(DIRECTIVE): Reproduce every record below exactly as it appears.

Extracted data entries
* * * * * * * * *
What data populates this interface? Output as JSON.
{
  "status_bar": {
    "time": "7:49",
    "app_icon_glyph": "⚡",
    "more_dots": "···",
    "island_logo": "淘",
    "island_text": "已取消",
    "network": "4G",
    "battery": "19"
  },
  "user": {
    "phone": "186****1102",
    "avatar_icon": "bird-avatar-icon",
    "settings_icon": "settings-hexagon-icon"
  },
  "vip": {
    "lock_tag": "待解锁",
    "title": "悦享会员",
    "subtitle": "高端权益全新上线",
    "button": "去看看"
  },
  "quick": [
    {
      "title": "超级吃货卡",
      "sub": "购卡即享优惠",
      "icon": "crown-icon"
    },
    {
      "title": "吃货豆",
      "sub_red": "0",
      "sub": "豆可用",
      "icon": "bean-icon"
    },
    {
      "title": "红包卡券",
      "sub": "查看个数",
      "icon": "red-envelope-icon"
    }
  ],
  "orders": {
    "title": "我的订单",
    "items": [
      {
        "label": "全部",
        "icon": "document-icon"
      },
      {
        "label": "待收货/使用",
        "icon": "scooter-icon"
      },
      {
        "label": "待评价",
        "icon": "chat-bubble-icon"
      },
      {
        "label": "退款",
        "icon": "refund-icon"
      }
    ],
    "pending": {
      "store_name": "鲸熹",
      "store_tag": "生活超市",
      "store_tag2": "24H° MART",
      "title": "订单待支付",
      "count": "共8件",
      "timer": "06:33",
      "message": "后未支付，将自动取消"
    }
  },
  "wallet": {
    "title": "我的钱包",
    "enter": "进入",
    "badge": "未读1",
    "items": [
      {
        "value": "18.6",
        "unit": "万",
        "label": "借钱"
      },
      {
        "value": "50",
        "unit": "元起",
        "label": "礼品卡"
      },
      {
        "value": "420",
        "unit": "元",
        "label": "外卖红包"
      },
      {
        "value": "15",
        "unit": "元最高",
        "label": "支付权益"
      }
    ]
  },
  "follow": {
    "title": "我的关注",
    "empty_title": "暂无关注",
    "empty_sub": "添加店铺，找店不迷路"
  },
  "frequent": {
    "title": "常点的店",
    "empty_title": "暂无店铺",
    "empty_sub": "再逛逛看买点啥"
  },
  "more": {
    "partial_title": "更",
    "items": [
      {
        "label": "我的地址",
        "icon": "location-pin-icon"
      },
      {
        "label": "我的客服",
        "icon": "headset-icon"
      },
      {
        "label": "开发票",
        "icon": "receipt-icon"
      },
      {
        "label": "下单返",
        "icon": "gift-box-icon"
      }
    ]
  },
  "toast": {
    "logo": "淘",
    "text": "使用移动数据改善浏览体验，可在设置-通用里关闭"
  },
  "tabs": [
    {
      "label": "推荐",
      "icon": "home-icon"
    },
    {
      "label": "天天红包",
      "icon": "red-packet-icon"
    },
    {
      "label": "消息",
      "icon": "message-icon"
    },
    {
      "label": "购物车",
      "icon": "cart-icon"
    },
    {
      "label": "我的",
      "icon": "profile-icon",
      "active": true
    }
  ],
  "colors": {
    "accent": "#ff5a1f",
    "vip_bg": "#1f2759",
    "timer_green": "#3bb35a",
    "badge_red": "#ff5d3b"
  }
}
* * * * * * * * *
(SOLUTION FOR THIS TASK):
What data populates this interface? Output as JSON.
{
  "status_bar": {
    "time": "7:49",
    "app_icon_glyph": "⚡",
    "more_dots": "···",
    "island_logo": "淘",
    "island_text": "已取消",
    "network": "4G",
    "battery": "19"
  },
  "user": {
    "phone": "186****1102",
    "avatar_icon": "bird-avatar-icon",
    "settings_icon": "settings-hexagon-icon"
  },
  "vip": {
    "lock_tag": "待解锁",
    "title": "悦享会员",
    "subtitle": "高端权益全新上线",
    "button": "去看看"
  },
  "quick": [
    {
      "title": "超级吃货卡",
      "sub": "购卡即享优惠",
      "icon": "crown-icon"
    },
    {
      "title": "吃货豆",
      "sub_red": "0",
      "sub": "豆可用",
      "icon": "bean-icon"
    },
    {
      "title": "红包卡券",
      "sub": "查看个数",
      "icon": "red-envelope-icon"
    }
  ],
  "orders": {
    "title": "我的订单",
    "items": [
      {
        "label": "全部",
        "icon": "document-icon"
      },
      {
        "label": "待收货/使用",
        "icon": "scooter-icon"
      },
      {
        "label": "待评价",
        "icon": "chat-bubble-icon"
      },
      {
        "label": "退款",
        "icon": "refund-icon"
      }
    ],
    "pending": {
      "store_name": "鲸熹",
      "store_tag": "生活超市",
      "store_tag2": "24H° MART",
      "title": "订单待支付",
      "count": "共8件",
      "timer": "06:33",
      "message": "后未支付，将自动取消"
    }
  },
  "wallet": {
    "title": "我的钱包",
    "enter": "进入",
    "badge": "未读1",
    "items": [
      {
        "value": "18.6",
        "unit": "万",
        "label": "借钱"
      },
      {
        "value": "50",
        "unit": "元起",
        "label": "礼品卡"
      },
      {
        "value": "420",
        "unit": "元",
        "label": "外卖红包"
      },
      {
        "value": "15",
        "unit": "元最高",
        "label": "支付权益"
      }
    ]
  },
  "follow": {
    "title": "我的关注",
    "empty_title": "暂无关注",
    "empty_sub": "添加店铺，找店不迷路"
  },
  "frequent": {
    "title": "常点的店",
    "empty_title": "暂无店铺",
    "empty_sub": "再逛逛看买点啥"
  },
  "more": {
    "partial_title": "更",
    "items": [
      {
        "label": "我的地址",
        "icon": "location-pin-icon"
      },
      {
        "label": "我的客服",
        "icon": "headset-icon"
      },
      {
        "label": "开发票",
        "icon": "receipt-icon"
      },
      {
        "label": "下单返",
        "icon": "gift-box-icon"
      }
    ]
  },
  "toast": {
    "logo": "淘",
    "text": "使用移动数据改善浏览体验，可在设置-通用里关闭"
  },
  "tabs": [
    {
      "label": "推荐",
      "icon": "home-icon"
    },
    {
      "label": "天天红包",
      "icon": "red-packet-icon"
    },
    {
      "label": "消息",
      "icon": "message-icon"
    },
    {
      "label": "购物车",
      "icon": "cart-icon"
    },
    {
      "label": "我的",
      "icon": "profile-icon",
      "active": true
    }
  ],
  "colors": {
    "accent": "#ff5a1f",
    "vip_bg": "#1f2759",
    "timer_green": "#3bb35a",
    "badge_red": "#ff5d3b"
  }
}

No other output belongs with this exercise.